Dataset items
☆ ☆ ☆ ☆ ☆ ☆ ☆
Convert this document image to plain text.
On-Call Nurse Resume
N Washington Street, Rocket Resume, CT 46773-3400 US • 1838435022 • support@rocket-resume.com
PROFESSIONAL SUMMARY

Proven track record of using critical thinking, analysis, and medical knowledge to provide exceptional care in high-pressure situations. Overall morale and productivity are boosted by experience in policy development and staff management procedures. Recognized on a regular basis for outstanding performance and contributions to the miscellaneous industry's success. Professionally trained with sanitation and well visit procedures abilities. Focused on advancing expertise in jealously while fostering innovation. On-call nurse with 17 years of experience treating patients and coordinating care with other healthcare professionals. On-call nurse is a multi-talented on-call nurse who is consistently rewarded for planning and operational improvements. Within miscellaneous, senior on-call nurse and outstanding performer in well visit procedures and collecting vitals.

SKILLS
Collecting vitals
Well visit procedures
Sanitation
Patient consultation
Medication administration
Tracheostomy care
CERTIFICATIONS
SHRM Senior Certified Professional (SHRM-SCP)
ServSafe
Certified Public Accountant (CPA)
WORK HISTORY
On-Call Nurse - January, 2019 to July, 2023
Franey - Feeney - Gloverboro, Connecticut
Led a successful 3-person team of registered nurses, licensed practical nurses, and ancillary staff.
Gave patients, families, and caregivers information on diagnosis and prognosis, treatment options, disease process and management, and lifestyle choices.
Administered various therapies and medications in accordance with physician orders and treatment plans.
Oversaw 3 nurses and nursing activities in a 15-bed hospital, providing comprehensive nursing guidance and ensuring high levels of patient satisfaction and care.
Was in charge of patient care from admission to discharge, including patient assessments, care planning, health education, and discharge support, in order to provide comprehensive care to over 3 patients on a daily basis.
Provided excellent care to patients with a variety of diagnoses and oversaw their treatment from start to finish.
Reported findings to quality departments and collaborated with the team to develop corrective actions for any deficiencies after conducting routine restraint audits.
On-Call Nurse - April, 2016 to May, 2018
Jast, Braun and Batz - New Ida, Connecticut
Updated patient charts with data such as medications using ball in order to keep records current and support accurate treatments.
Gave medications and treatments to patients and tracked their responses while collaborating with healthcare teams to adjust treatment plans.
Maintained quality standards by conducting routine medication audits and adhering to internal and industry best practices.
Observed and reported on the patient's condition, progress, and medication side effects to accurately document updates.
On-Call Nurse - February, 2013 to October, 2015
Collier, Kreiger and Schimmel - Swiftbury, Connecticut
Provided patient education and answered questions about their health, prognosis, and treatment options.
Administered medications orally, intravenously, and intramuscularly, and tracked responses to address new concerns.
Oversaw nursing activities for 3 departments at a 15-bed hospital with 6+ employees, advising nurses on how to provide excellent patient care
☆ ☆ ☆ ☆ ☆ ☆ ☆
* Requirement
Go through the data above and return each line containing the string "Provided".

* Finished task
Provided excellent care to patients with a variety of diagnoses and oversaw their treatment from start to finish.
Provided patient education and answered questions about their health, prognosis, and treatment options.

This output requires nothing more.